**The request**
Omit all pictures and give the records below again exactly as written.

>> Begin Record set

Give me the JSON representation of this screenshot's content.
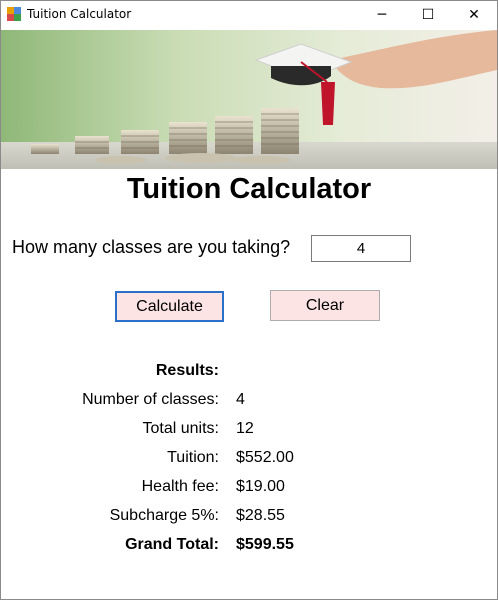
{
  "window": {
    "title": "Tuition Calculator",
    "minimize_glyph": "─",
    "maximize_glyph": "☐",
    "close_glyph": "✕"
  },
  "main": {
    "heading": "Tuition Calculator",
    "question": "How many classes are you taking?",
    "classes_value": "4",
    "calculate_label": "Calculate",
    "clear_label": "Clear"
  },
  "results": {
    "header": "Results:",
    "rows": [
      {
        "label": "Number of classes:",
        "value": "4"
      },
      {
        "label": "Total units:",
        "value": "12"
      },
      {
        "label": "Tuition:",
        "value": "$552.00"
      },
      {
        "label": "Health fee:",
        "value": "$19.00"
      },
      {
        "label": "Subcharge 5%:",
        "value": "$28.55"
      },
      {
        "label": "Grand Total:",
        "value": "$599.55"
      }
    ]
  },
  "icons": [
    "app-icon",
    "minimize-icon",
    "maximize-icon",
    "close-icon",
    "graduation-cap-icon",
    "coin-stacks-icon"
  ],
  "colors": {
    "button_bg": "#fde4e4",
    "focus_border": "#2a6fc9",
    "banner_green": "#9dbf7f"
  }
}
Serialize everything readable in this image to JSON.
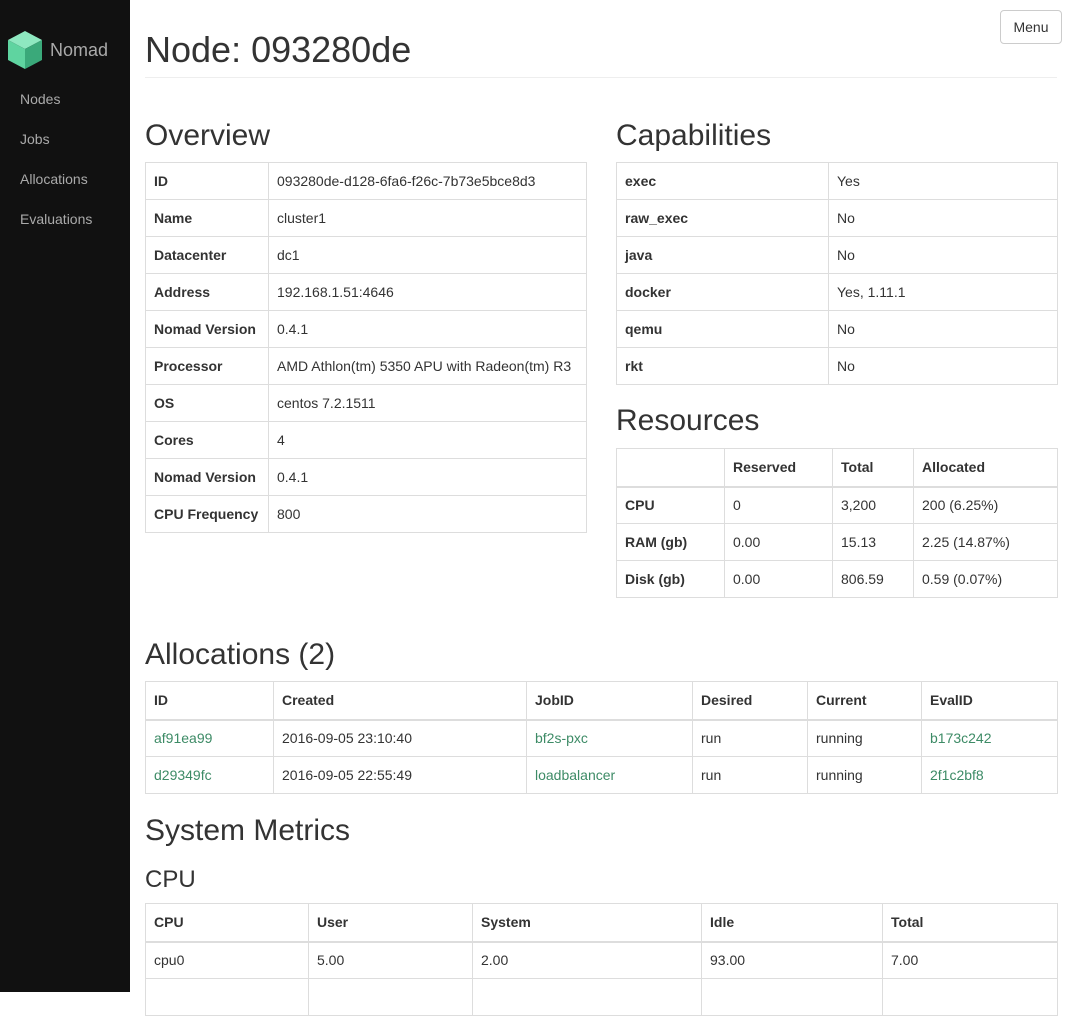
{
  "app": {
    "name": "Nomad"
  },
  "sidebar": {
    "items": [
      {
        "label": "Nodes"
      },
      {
        "label": "Jobs"
      },
      {
        "label": "Allocations"
      },
      {
        "label": "Evaluations"
      }
    ]
  },
  "header": {
    "menu_label": "Menu",
    "title": "Node: 093280de"
  },
  "overview": {
    "heading": "Overview",
    "rows": [
      {
        "key": "ID",
        "value": "093280de-d128-6fa6-f26c-7b73e5bce8d3"
      },
      {
        "key": "Name",
        "value": "cluster1"
      },
      {
        "key": "Datacenter",
        "value": "dc1"
      },
      {
        "key": "Address",
        "value": "192.168.1.51:4646"
      },
      {
        "key": "Nomad Version",
        "value": "0.4.1"
      },
      {
        "key": "Processor",
        "value": "AMD Athlon(tm) 5350 APU with Radeon(tm) R3"
      },
      {
        "key": "OS",
        "value": "centos 7.2.1511"
      },
      {
        "key": "Cores",
        "value": "4"
      },
      {
        "key": "Nomad Version",
        "value": "0.4.1"
      },
      {
        "key": "CPU Frequency",
        "value": "800"
      }
    ]
  },
  "capabilities": {
    "heading": "Capabilities",
    "rows": [
      {
        "key": "exec",
        "value": "Yes"
      },
      {
        "key": "raw_exec",
        "value": "No"
      },
      {
        "key": "java",
        "value": "No"
      },
      {
        "key": "docker",
        "value": "Yes, 1.11.1"
      },
      {
        "key": "qemu",
        "value": "No"
      },
      {
        "key": "rkt",
        "value": "No"
      }
    ]
  },
  "resources": {
    "heading": "Resources",
    "columns": [
      "",
      "Reserved",
      "Total",
      "Allocated"
    ],
    "rows": [
      {
        "key": "CPU",
        "reserved": "0",
        "total": "3,200",
        "allocated": "200 (6.25%)"
      },
      {
        "key": "RAM (gb)",
        "reserved": "0.00",
        "total": "15.13",
        "allocated": "2.25 (14.87%)"
      },
      {
        "key": "Disk (gb)",
        "reserved": "0.00",
        "total": "806.59",
        "allocated": "0.59 (0.07%)"
      }
    ]
  },
  "allocations": {
    "heading": "Allocations (2)",
    "columns": [
      "ID",
      "Created",
      "JobID",
      "Desired",
      "Current",
      "EvalID"
    ],
    "rows": [
      {
        "id": "af91ea99",
        "created": "2016-09-05 23:10:40",
        "job_id": "bf2s-pxc",
        "desired": "run",
        "current": "running",
        "eval_id": "b173c242"
      },
      {
        "id": "d29349fc",
        "created": "2016-09-05 22:55:49",
        "job_id": "loadbalancer",
        "desired": "run",
        "current": "running",
        "eval_id": "2f1c2bf8"
      }
    ]
  },
  "metrics": {
    "heading": "System Metrics",
    "cpu": {
      "heading": "CPU",
      "columns": [
        "CPU",
        "User",
        "System",
        "Idle",
        "Total"
      ],
      "rows": [
        {
          "cpu": "cpu0",
          "user": "5.00",
          "system": "2.00",
          "idle": "93.00",
          "total": "7.00"
        }
      ]
    }
  },
  "colors": {
    "sidebar_bg": "#111111",
    "link": "#3d8b66",
    "logo": "#5fd4a0"
  },
  "icons": {
    "logo": "nomad-logo-icon"
  }
}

>> End Record set

**The answer**
Give me the JSON representation of this screenshot's content.
{
  "window": {
    "title": "Tuition Calculator",
    "minimize_glyph": "─",
    "maximize_glyph": "☐",
    "close_glyph": "✕"
  },
  "main": {
    "heading": "Tuition Calculator",
    "question": "How many classes are you taking?",
    "classes_value": "4",
    "calculate_label": "Calculate",
    "clear_label": "Clear"
  },
  "results": {
    "header": "Results:",
    "rows": [
      {
        "label": "Number of classes:",
        "value": "4"
      },
      {
        "label": "Total units:",
        "value": "12"
      },
      {
        "label": "Tuition:",
        "value": "$552.00"
      },
      {
        "label": "Health fee:",
        "value": "$19.00"
      },
      {
        "label": "Subcharge 5%:",
        "value": "$28.55"
      },
      {
        "label": "Grand Total:",
        "value": "$599.55"
      }
    ]
  },
  "icons": [
    "app-icon",
    "minimize-icon",
    "maximize-icon",
    "close-icon",
    "graduation-cap-icon",
    "coin-stacks-icon"
  ],
  "colors": {
    "button_bg": "#fde4e4",
    "focus_border": "#2a6fc9",
    "banner_green": "#9dbf7f"
  }
}
Serialize everything readable in this image to JSON.
{
  "app": {
    "name": "Nomad"
  },
  "sidebar": {
    "items": [
      {
        "label": "Nodes"
      },
      {
        "label": "Jobs"
      },
      {
        "label": "Allocations"
      },
      {
        "label": "Evaluations"
      }
    ]
  },
  "header": {
    "menu_label": "Menu",
    "title": "Node: 093280de"
  },
  "overview": {
    "heading": "Overview",
    "rows": [
      {
        "key": "ID",
        "value": "093280de-d128-6fa6-f26c-7b73e5bce8d3"
      },
      {
        "key": "Name",
        "value": "cluster1"
      },
      {
        "key": "Datacenter",
        "value": "dc1"
      },
      {
        "key": "Address",
        "value": "192.168.1.51:4646"
      },
      {
        "key": "Nomad Version",
        "value": "0.4.1"
      },
      {
        "key": "Processor",
        "value": "AMD Athlon(tm) 5350 APU with Radeon(tm) R3"
      },
      {
        "key": "OS",
        "value": "centos 7.2.1511"
      },
      {
        "key": "Cores",
        "value": "4"
      },
      {
        "key": "Nomad Version",
        "value": "0.4.1"
      },
      {
        "key": "CPU Frequency",
        "value": "800"
      }
    ]
  },
  "capabilities": {
    "heading": "Capabilities",
    "rows": [
      {
        "key": "exec",
        "value": "Yes"
      },
      {
        "key": "raw_exec",
        "value": "No"
      },
      {
        "key": "java",
        "value": "No"
      },
      {
        "key": "docker",
        "value": "Yes, 1.11.1"
      },
      {
        "key": "qemu",
        "value": "No"
      },
      {
        "key": "rkt",
        "value": "No"
      }
    ]
  },
  "resources": {
    "heading": "Resources",
    "columns": [
      "",
      "Reserved",
      "Total",
      "Allocated"
    ],
    "rows": [
      {
        "key": "CPU",
        "reserved": "0",
        "total": "3,200",
        "allocated": "200 (6.25%)"
      },
      {
        "key": "RAM (gb)",
        "reserved": "0.00",
        "total": "15.13",
        "allocated": "2.25 (14.87%)"
      },
      {
        "key": "Disk (gb)",
        "reserved": "0.00",
        "total": "806.59",
        "allocated": "0.59 (0.07%)"
      }
    ]
  },
  "allocations": {
    "heading": "Allocations (2)",
    "columns": [
      "ID",
      "Created",
      "JobID",
      "Desired",
      "Current",
      "EvalID"
    ],
    "rows": [
      {
        "id": "af91ea99",
        "created": "2016-09-05 23:10:40",
        "job_id": "bf2s-pxc",
        "desired": "run",
        "current": "running",
        "eval_id": "b173c242"
      },
      {
        "id": "d29349fc",
        "created": "2016-09-05 22:55:49",
        "job_id": "loadbalancer",
        "desired": "run",
        "current": "running",
        "eval_id": "2f1c2bf8"
      }
    ]
  },
  "metrics": {
    "heading": "System Metrics",
    "cpu": {
      "heading": "CPU",
      "columns": [
        "CPU",
        "User",
        "System",
        "Idle",
        "Total"
      ],
      "rows": [
        {
          "cpu": "cpu0",
          "user": "5.00",
          "system": "2.00",
          "idle": "93.00",
          "total": "7.00"
        }
      ]
    }
  },
  "colors": {
    "sidebar_bg": "#111111",
    "link": "#3d8b66",
    "logo": "#5fd4a0"
  },
  "icons": {
    "logo": "nomad-logo-icon"
  }
}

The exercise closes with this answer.